Task prompt - Report all lines holding "Mean".
— START —
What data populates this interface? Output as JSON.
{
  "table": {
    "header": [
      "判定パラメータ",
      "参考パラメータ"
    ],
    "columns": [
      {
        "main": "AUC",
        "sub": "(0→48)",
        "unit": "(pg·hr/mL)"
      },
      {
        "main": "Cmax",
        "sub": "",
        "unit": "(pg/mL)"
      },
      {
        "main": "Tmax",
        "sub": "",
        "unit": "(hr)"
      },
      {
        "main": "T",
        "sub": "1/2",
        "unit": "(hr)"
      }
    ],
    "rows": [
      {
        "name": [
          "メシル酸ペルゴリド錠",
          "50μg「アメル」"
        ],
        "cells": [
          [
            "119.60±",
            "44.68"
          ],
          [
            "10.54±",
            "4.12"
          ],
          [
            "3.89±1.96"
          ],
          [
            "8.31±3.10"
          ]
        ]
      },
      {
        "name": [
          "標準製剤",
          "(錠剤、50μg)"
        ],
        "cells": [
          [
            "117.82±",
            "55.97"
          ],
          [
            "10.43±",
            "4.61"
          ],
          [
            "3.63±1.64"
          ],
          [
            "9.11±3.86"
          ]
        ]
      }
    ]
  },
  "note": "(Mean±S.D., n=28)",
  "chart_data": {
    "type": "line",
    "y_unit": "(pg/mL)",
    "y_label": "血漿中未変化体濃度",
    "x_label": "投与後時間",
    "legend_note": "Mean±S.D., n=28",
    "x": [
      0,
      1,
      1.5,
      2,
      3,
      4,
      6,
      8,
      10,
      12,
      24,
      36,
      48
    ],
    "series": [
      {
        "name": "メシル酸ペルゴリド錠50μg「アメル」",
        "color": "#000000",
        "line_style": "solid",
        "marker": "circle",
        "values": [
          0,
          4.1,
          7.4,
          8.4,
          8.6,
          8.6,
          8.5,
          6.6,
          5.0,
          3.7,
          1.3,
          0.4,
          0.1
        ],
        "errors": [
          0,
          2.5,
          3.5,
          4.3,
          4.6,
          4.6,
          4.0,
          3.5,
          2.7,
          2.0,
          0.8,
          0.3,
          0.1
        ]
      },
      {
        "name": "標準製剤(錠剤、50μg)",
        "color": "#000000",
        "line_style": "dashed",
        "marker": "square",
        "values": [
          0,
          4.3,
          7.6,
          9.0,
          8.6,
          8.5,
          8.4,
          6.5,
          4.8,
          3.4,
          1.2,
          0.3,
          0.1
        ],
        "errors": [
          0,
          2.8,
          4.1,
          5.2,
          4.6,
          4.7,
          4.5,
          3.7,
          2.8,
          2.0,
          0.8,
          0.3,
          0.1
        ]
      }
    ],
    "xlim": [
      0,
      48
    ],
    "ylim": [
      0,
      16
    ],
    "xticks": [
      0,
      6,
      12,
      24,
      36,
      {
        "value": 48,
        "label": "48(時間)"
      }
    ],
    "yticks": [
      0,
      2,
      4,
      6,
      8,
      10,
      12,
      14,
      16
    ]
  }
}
— END —
Task output -
  "note": "(Mean±S.D., n=28)",
    "legend_note": "Mean±S.D., n=28",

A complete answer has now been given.